In the entries that follow, find the word "заболевания" and report each line it is on.
──────── EXERCISE INPUTS ────────
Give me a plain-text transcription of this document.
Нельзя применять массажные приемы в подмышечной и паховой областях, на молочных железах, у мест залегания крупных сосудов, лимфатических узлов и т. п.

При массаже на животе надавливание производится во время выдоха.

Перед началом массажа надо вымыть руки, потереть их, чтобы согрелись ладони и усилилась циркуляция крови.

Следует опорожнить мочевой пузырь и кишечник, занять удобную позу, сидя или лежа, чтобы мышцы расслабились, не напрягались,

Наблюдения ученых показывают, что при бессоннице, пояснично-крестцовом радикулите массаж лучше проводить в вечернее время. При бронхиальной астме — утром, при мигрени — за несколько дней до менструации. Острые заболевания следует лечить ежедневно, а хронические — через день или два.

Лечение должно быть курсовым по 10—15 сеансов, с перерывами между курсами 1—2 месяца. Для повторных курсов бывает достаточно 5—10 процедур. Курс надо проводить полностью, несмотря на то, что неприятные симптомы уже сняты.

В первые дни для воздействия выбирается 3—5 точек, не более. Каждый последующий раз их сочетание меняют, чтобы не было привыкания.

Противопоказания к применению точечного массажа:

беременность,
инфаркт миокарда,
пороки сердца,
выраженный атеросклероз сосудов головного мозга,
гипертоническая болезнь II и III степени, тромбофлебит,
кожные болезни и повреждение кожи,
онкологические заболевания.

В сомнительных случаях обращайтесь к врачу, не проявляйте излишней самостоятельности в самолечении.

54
────────
| FULL ANSWER |
Наблюдения ученых показывают, что при бессоннице, пояснично-крестцовом радикулите массаж лучше проводить в вечернее время. При бронхиальной астме — утром, при мигрени — за несколько дней до менструации. Острые заболевания следует лечить ежедневно, а хронические — через день или два.
онкологические заболевания.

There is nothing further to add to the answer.